→ **Stated task**:
Edit the data below so that each "interactable" becomes "clickable", and reproduce every line with nothing else changed.

→ **Records shown**:
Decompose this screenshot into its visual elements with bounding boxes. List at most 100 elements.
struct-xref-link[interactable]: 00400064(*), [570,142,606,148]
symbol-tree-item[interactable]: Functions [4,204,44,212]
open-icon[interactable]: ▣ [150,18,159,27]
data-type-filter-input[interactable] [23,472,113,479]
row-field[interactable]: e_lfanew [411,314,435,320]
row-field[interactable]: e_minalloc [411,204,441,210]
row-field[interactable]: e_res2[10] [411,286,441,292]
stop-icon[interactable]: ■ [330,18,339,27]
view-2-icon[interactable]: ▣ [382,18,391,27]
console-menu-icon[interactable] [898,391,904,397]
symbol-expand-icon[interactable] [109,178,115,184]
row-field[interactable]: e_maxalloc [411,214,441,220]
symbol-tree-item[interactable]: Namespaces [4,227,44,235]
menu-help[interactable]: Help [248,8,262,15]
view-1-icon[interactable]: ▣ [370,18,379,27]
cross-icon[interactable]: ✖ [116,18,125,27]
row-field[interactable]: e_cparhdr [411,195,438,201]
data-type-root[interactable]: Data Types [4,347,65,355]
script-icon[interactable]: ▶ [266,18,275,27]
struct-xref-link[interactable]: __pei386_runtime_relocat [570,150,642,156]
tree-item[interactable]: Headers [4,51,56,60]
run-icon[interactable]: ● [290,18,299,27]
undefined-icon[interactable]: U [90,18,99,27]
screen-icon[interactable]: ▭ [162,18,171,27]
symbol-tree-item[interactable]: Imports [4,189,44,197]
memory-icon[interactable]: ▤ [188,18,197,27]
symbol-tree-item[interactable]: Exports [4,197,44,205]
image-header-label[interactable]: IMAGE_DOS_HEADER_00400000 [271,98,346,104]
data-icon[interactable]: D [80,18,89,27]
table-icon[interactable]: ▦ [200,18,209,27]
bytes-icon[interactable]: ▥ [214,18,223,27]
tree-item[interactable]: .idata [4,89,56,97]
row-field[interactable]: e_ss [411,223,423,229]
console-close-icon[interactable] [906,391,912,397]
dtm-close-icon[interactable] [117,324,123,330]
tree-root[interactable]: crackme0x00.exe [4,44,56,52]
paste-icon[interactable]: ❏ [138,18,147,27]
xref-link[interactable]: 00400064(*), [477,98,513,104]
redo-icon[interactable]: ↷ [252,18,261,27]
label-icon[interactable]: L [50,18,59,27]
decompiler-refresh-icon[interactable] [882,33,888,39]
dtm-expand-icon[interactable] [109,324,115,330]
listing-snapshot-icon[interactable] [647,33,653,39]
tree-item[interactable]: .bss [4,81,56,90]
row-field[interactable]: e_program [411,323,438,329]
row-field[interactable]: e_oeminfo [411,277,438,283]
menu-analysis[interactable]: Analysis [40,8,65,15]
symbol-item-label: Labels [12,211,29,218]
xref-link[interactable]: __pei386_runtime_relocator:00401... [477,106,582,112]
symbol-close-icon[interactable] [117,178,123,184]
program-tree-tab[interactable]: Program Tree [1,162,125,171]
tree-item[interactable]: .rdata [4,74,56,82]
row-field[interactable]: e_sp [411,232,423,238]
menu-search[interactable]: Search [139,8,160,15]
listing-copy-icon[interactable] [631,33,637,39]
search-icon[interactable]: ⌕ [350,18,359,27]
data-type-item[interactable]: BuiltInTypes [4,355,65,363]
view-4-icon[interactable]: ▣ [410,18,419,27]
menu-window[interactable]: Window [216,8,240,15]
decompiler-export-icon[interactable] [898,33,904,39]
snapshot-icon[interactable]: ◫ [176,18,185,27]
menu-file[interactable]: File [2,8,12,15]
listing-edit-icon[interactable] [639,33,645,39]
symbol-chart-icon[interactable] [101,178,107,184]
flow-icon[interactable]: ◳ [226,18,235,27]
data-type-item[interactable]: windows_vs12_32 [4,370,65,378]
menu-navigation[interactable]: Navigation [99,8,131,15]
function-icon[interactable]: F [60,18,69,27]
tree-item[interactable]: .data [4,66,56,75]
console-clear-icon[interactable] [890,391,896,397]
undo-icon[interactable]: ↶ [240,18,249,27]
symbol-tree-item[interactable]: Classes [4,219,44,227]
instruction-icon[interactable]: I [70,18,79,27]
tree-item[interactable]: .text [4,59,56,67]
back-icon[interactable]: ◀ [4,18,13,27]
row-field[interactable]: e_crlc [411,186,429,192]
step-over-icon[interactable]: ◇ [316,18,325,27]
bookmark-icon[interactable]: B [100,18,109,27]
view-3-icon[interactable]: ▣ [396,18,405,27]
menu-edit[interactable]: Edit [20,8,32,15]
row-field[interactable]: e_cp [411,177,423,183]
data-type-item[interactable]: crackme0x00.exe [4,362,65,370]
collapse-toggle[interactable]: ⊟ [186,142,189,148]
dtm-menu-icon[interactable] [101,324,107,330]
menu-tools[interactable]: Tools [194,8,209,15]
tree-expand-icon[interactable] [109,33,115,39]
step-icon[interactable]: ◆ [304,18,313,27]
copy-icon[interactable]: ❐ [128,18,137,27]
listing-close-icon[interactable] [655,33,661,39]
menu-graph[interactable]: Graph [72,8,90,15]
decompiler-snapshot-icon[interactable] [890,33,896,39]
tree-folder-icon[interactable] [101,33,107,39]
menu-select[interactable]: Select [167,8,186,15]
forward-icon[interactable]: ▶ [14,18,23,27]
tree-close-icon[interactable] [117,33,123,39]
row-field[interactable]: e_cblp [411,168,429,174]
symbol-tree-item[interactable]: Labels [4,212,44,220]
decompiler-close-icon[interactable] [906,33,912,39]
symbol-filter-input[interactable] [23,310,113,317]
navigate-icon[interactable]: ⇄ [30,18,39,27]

→ **Response**:
Decompose this screenshot into its visual elements with bounding boxes. List at most 100 elements.
struct-xref-link[clickable]: 00400064(*), [570,142,606,148]
symbol-tree-item[clickable]: Functions [4,204,44,212]
open-icon[clickable]: ▣ [150,18,159,27]
data-type-filter-input[clickable] [23,472,113,479]
row-field[clickable]: e_lfanew [411,314,435,320]
row-field[clickable]: e_minalloc [411,204,441,210]
row-field[clickable]: e_res2[10] [411,286,441,292]
stop-icon[clickable]: ■ [330,18,339,27]
view-2-icon[clickable]: ▣ [382,18,391,27]
console-menu-icon[clickable] [898,391,904,397]
symbol-expand-icon[clickable] [109,178,115,184]
row-field[clickable]: e_maxalloc [411,214,441,220]
symbol-tree-item[clickable]: Namespaces [4,227,44,235]
menu-help[clickable]: Help [248,8,262,15]
view-1-icon[clickable]: ▣ [370,18,379,27]
cross-icon[clickable]: ✖ [116,18,125,27]
row-field[clickable]: e_cparhdr [411,195,438,201]
data-type-root[clickable]: Data Types [4,347,65,355]
script-icon[clickable]: ▶ [266,18,275,27]
struct-xref-link[clickable]: __pei386_runtime_relocat [570,150,642,156]
tree-item[clickable]: Headers [4,51,56,60]
run-icon[clickable]: ● [290,18,299,27]
undefined-icon[clickable]: U [90,18,99,27]
screen-icon[clickable]: ▭ [162,18,171,27]
symbol-tree-item[clickable]: Imports [4,189,44,197]
memory-icon[clickable]: ▤ [188,18,197,27]
symbol-tree-item[clickable]: Exports [4,197,44,205]
image-header-label[clickable]: IMAGE_DOS_HEADER_00400000 [271,98,346,104]
data-icon[clickable]: D [80,18,89,27]
table-icon[clickable]: ▦ [200,18,209,27]
bytes-icon[clickable]: ▥ [214,18,223,27]
tree-item[clickable]: .idata [4,89,56,97]
row-field[clickable]: e_ss [411,223,423,229]
console-close-icon[clickable] [906,391,912,397]
dtm-close-icon[clickable] [117,324,123,330]
tree-root[clickable]: crackme0x00.exe [4,44,56,52]
paste-icon[clickable]: ❏ [138,18,147,27]
xref-link[clickable]: 00400064(*), [477,98,513,104]
redo-icon[clickable]: ↷ [252,18,261,27]
label-icon[clickable]: L [50,18,59,27]
decompiler-refresh-icon[clickable] [882,33,888,39]
dtm-expand-icon[clickable] [109,324,115,330]
listing-snapshot-icon[clickable] [647,33,653,39]
tree-item[clickable]: .bss [4,81,56,90]
row-field[clickable]: e_program [411,323,438,329]
row-field[clickable]: e_oeminfo [411,277,438,283]
menu-analysis[clickable]: Analysis [40,8,65,15]
symbol-item-label: Labels [12,211,29,218]
xref-link[clickable]: __pei386_runtime_relocator:00401... [477,106,582,112]
symbol-close-icon[clickable] [117,178,123,184]
program-tree-tab[clickable]: Program Tree [1,162,125,171]
tree-item[clickable]: .rdata [4,74,56,82]
row-field[clickable]: e_sp [411,232,423,238]
menu-search[clickable]: Search [139,8,160,15]
listing-copy-icon[clickable] [631,33,637,39]
search-icon[clickable]: ⌕ [350,18,359,27]
data-type-item[clickable]: BuiltInTypes [4,355,65,363]
view-4-icon[clickable]: ▣ [410,18,419,27]
menu-window[clickable]: Window [216,8,240,15]
decompiler-export-icon[clickable] [898,33,904,39]
snapshot-icon[clickable]: ◫ [176,18,185,27]
menu-file[clickable]: File [2,8,12,15]
listing-edit-icon[clickable] [639,33,645,39]
symbol-chart-icon[clickable] [101,178,107,184]
flow-icon[clickable]: ◳ [226,18,235,27]
data-type-item[clickable]: windows_vs12_32 [4,370,65,378]
menu-navigation[clickable]: Navigation [99,8,131,15]
function-icon[clickable]: F [60,18,69,27]
tree-item[clickable]: .data [4,66,56,75]
console-clear-icon[clickable] [890,391,896,397]
undo-icon[clickable]: ↶ [240,18,249,27]
symbol-tree-item[clickable]: Classes [4,219,44,227]
instruction-icon[clickable]: I [70,18,79,27]
tree-item[clickable]: .text [4,59,56,67]
back-icon[clickable]: ◀ [4,18,13,27]
row-field[clickable]: e_crlc [411,186,429,192]
step-over-icon[clickable]: ◇ [316,18,325,27]
bookmark-icon[clickable]: B [100,18,109,27]
view-3-icon[clickable]: ▣ [396,18,405,27]
menu-edit[clickable]: Edit [20,8,32,15]
row-field[clickable]: e_cp [411,177,423,183]
data-type-item[clickable]: crackme0x00.exe [4,362,65,370]
collapse-toggle[clickable]: ⊟ [186,142,189,148]
dtm-menu-icon[clickable] [101,324,107,330]
menu-tools[clickable]: Tools [194,8,209,15]
tree-expand-icon[clickable] [109,33,115,39]
step-icon[clickable]: ◆ [304,18,313,27]
copy-icon[clickable]: ❐ [128,18,137,27]
listing-close-icon[clickable] [655,33,661,39]
menu-graph[clickable]: Graph [72,8,90,15]
decompiler-snapshot-icon[clickable] [890,33,896,39]
tree-folder-icon[clickable] [101,33,107,39]
menu-select[clickable]: Select [167,8,186,15]
forward-icon[clickable]: ▶ [14,18,23,27]
tree-close-icon[clickable] [117,33,123,39]
row-field[clickable]: e_cblp [411,168,429,174]
symbol-tree-item[clickable]: Labels [4,212,44,220]
decompiler-close-icon[clickable] [906,33,912,39]
symbol-filter-input[clickable] [23,310,113,317]
navigate-icon[clickable]: ⇄ [30,18,39,27]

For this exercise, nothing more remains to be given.